§ **The request**
Each line that holds the word "Vacunas" counts once; report how many lines do so and nothing else.

........

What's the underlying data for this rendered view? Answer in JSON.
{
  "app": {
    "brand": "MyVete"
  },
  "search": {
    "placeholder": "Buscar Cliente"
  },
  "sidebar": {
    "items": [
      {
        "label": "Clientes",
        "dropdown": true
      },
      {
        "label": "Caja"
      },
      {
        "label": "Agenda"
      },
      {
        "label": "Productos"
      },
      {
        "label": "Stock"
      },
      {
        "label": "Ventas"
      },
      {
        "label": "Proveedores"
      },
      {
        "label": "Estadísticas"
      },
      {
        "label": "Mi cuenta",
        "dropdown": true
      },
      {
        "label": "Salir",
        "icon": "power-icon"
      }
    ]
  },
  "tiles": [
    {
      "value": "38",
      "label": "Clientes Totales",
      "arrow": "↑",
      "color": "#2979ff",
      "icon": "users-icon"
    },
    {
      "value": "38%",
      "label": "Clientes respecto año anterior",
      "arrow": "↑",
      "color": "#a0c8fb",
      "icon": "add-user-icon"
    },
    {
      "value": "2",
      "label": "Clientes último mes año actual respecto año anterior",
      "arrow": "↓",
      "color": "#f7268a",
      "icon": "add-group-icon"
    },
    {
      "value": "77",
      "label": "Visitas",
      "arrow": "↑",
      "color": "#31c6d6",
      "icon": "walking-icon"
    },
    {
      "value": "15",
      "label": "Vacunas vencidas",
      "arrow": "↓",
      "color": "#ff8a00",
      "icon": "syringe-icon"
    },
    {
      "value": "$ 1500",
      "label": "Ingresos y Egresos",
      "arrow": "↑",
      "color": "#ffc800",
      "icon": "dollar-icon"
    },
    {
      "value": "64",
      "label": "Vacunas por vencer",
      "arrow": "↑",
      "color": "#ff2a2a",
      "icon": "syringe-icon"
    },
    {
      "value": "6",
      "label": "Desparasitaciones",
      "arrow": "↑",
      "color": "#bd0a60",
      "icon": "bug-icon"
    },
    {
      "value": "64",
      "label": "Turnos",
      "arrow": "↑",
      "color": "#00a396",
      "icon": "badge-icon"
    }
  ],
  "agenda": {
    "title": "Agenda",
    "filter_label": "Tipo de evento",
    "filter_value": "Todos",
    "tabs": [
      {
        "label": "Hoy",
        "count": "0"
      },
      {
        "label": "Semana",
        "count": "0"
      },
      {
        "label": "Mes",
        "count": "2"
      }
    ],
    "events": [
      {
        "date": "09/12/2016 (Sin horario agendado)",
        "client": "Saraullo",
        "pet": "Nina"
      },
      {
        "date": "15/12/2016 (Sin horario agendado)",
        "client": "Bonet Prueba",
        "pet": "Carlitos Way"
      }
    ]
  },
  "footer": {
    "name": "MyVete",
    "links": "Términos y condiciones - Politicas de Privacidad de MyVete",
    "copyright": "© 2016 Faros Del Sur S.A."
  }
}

........

§ **Finished answer**
2